— START Data —

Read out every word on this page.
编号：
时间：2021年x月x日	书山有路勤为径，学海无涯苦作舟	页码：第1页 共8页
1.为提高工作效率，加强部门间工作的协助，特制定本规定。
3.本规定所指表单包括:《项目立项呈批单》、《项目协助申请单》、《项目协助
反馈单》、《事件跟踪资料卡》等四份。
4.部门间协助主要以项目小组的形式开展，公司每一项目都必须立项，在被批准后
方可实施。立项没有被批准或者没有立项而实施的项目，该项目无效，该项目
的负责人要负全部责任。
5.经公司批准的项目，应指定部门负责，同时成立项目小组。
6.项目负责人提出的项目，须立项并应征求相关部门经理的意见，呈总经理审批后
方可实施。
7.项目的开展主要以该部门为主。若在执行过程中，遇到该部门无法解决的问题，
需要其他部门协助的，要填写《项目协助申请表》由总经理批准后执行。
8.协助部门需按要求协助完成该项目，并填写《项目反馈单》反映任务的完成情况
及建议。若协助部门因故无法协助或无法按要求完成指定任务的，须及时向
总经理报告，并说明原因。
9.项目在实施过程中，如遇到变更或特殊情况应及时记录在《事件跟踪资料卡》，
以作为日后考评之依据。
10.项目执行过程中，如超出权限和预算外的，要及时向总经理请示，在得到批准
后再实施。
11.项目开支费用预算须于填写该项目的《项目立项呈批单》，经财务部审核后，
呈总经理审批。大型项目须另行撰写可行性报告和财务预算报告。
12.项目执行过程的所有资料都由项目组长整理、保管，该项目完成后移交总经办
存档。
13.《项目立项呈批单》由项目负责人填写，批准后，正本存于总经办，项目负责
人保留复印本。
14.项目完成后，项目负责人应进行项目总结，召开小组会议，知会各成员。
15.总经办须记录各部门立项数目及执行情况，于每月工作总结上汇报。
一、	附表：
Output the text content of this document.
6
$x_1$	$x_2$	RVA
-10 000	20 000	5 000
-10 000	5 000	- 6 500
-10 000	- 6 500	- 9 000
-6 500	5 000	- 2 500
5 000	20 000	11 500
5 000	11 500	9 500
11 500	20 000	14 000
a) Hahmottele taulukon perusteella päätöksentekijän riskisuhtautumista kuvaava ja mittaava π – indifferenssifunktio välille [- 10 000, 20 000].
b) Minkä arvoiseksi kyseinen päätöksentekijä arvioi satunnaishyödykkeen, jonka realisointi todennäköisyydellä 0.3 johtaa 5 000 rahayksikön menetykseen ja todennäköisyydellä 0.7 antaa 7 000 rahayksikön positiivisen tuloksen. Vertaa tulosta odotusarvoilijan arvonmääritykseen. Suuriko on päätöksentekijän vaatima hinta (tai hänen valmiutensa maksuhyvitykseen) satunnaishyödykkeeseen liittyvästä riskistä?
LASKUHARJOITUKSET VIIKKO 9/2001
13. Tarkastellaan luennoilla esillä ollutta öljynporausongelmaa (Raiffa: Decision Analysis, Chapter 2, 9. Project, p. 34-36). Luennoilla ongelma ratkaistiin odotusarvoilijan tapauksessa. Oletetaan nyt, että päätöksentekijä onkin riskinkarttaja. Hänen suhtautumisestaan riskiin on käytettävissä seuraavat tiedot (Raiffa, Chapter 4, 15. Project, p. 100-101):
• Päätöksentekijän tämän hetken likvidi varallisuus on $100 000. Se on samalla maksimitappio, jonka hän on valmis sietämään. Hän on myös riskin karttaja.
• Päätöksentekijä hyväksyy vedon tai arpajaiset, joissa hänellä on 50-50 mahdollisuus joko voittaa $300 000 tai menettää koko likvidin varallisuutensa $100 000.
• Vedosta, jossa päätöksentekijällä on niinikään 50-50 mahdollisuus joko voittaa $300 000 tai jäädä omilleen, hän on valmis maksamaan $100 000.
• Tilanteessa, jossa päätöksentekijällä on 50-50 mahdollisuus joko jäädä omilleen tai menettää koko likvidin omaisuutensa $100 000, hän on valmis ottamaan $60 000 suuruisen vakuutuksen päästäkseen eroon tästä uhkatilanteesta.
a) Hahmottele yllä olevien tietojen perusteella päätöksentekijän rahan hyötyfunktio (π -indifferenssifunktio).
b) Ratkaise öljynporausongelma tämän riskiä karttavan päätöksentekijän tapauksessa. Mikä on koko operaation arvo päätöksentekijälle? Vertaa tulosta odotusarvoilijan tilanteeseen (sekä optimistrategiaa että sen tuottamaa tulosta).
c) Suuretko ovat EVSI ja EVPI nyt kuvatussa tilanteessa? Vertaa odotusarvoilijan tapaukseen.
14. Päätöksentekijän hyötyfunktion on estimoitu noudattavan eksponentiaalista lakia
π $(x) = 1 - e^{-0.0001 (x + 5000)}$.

— END Data —

Emit the full listing verbatim.

Read out every word on this page.
编号：
时间：2021年x月x日	书山有路勤为径，学海无涯苦作舟	页码：第1页 共8页
1.为提高工作效率，加强部门间工作的协助，特制定本规定。
3.本规定所指表单包括:《项目立项呈批单》、《项目协助申请单》、《项目协助
反馈单》、《事件跟踪资料卡》等四份。
4.部门间协助主要以项目小组的形式开展，公司每一项目都必须立项，在被批准后
方可实施。立项没有被批准或者没有立项而实施的项目，该项目无效，该项目
的负责人要负全部责任。
5.经公司批准的项目，应指定部门负责，同时成立项目小组。
6.项目负责人提出的项目，须立项并应征求相关部门经理的意见，呈总经理审批后
方可实施。
7.项目的开展主要以该部门为主。若在执行过程中，遇到该部门无法解决的问题，
需要其他部门协助的，要填写《项目协助申请表》由总经理批准后执行。
8.协助部门需按要求协助完成该项目，并填写《项目反馈单》反映任务的完成情况
及建议。若协助部门因故无法协助或无法按要求完成指定任务的，须及时向
总经理报告，并说明原因。
9.项目在实施过程中，如遇到变更或特殊情况应及时记录在《事件跟踪资料卡》，
以作为日后考评之依据。
10.项目执行过程中，如超出权限和预算外的，要及时向总经理请示，在得到批准
后再实施。
11.项目开支费用预算须于填写该项目的《项目立项呈批单》，经财务部审核后，
呈总经理审批。大型项目须另行撰写可行性报告和财务预算报告。
12.项目执行过程的所有资料都由项目组长整理、保管，该项目完成后移交总经办
存档。
13.《项目立项呈批单》由项目负责人填写，批准后，正本存于总经办，项目负责
人保留复印本。
14.项目完成后，项目负责人应进行项目总结，召开小组会议，知会各成员。
15.总经办须记录各部门立项数目及执行情况，于每月工作总结上汇报。
一、	附表：
Output the text content of this document.
6
$x_1$	$x_2$	RVA
-10 000	20 000	5 000
-10 000	5 000	- 6 500
-10 000	- 6 500	- 9 000
-6 500	5 000	- 2 500
5 000	20 000	11 500
5 000	11 500	9 500
11 500	20 000	14 000
a) Hahmottele taulukon perusteella päätöksentekijän riskisuhtautumista kuvaava ja mittaava π – indifferenssifunktio välille [- 10 000, 20 000].
b) Minkä arvoiseksi kyseinen päätöksentekijä arvioi satunnaishyödykkeen, jonka realisointi todennäköisyydellä 0.3 johtaa 5 000 rahayksikön menetykseen ja todennäköisyydellä 0.7 antaa 7 000 rahayksikön positiivisen tuloksen. Vertaa tulosta odotusarvoilijan arvonmääritykseen. Suuriko on päätöksentekijän vaatima hinta (tai hänen valmiutensa maksuhyvitykseen) satunnaishyödykkeeseen liittyvästä riskistä?
LASKUHARJOITUKSET VIIKKO 9/2001
13. Tarkastellaan luennoilla esillä ollutta öljynporausongelmaa (Raiffa: Decision Analysis, Chapter 2, 9. Project, p. 34-36). Luennoilla ongelma ratkaistiin odotusarvoilijan tapauksessa. Oletetaan nyt, että päätöksentekijä onkin riskinkarttaja. Hänen suhtautumisestaan riskiin on käytettävissä seuraavat tiedot (Raiffa, Chapter 4, 15. Project, p. 100-101):
• Päätöksentekijän tämän hetken likvidi varallisuus on $100 000. Se on samalla maksimitappio, jonka hän on valmis sietämään. Hän on myös riskin karttaja.
• Päätöksentekijä hyväksyy vedon tai arpajaiset, joissa hänellä on 50-50 mahdollisuus joko voittaa $300 000 tai menettää koko likvidin varallisuutensa $100 000.
• Vedosta, jossa päätöksentekijällä on niinikään 50-50 mahdollisuus joko voittaa $300 000 tai jäädä omilleen, hän on valmis maksamaan $100 000.
• Tilanteessa, jossa päätöksentekijällä on 50-50 mahdollisuus joko jäädä omilleen tai menettää koko likvidin omaisuutensa $100 000, hän on valmis ottamaan $60 000 suuruisen vakuutuksen päästäkseen eroon tästä uhkatilanteesta.
a) Hahmottele yllä olevien tietojen perusteella päätöksentekijän rahan hyötyfunktio (π -indifferenssifunktio).
b) Ratkaise öljynporausongelma tämän riskiä karttavan päätöksentekijän tapauksessa. Mikä on koko operaation arvo päätöksentekijälle? Vertaa tulosta odotusarvoilijan tilanteeseen (sekä optimistrategiaa että sen tuottamaa tulosta).
c) Suuretko ovat EVSI ja EVPI nyt kuvatussa tilanteessa? Vertaa odotusarvoilijan tapaukseen.
14. Päätöksentekijän hyötyfunktion on estimoitu noudattavan eksponentiaalista lakia
π $(x) = 1 - e^{-0.0001 (x + 5000)}$.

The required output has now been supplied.